## THE TASK
Filter the entries that follow, copying every line in which the word "Total" appears.

## SUPPLIED DATA
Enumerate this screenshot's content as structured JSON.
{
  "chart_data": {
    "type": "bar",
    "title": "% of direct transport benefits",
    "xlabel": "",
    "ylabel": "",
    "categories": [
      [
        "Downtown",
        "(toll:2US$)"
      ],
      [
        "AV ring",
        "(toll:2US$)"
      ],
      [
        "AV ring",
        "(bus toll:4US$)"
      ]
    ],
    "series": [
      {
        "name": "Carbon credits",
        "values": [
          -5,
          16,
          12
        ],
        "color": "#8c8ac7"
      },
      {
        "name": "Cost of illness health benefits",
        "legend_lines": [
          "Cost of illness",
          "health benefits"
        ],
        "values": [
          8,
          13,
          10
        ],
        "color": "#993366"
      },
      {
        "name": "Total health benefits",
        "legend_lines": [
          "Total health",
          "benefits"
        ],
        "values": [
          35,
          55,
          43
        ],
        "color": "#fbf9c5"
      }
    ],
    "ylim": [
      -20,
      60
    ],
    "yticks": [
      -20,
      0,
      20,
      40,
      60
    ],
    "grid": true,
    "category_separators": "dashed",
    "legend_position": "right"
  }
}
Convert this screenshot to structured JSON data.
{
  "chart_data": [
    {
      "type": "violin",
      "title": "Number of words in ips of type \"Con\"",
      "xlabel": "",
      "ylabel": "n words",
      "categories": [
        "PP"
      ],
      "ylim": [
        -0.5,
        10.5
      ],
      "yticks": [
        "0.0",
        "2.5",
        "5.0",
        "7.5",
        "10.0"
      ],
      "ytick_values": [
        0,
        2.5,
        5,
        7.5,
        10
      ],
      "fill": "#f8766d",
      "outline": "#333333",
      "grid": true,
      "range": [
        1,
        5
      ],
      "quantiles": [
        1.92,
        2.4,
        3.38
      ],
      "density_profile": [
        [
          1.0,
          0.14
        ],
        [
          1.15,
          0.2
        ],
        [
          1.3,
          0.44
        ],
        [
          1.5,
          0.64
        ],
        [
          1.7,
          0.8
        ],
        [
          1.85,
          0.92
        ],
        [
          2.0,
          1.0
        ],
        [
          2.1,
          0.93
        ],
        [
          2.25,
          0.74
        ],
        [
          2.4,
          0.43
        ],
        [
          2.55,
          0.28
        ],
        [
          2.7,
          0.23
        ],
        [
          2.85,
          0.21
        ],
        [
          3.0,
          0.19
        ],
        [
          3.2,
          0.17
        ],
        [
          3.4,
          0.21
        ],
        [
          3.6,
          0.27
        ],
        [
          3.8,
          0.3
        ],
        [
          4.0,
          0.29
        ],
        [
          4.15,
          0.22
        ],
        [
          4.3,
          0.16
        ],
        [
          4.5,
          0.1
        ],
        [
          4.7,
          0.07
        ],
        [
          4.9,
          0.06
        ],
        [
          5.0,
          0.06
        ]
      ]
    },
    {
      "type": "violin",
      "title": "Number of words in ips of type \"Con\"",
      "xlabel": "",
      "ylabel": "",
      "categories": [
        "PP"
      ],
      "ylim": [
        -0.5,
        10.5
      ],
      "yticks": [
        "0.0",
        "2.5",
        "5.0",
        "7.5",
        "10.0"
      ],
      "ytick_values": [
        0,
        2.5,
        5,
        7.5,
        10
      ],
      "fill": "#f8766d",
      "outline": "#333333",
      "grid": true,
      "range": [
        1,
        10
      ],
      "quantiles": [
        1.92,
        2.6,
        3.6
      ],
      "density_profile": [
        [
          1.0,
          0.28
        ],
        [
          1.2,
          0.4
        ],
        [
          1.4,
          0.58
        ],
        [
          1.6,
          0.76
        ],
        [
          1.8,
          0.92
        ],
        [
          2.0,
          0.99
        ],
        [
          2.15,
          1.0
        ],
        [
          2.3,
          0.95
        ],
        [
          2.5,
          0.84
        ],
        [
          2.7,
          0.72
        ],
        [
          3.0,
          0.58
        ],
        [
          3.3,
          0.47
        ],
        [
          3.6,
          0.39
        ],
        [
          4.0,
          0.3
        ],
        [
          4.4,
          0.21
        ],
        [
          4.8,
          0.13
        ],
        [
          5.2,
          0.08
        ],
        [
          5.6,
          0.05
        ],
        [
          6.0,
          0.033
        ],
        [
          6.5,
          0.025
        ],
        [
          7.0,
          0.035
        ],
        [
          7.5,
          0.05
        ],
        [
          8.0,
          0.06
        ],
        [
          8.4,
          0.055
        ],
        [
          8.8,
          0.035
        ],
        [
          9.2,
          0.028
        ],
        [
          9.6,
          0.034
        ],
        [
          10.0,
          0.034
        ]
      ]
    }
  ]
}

## THE RESPONSE
        "name": "Total health benefits",
          "Total health",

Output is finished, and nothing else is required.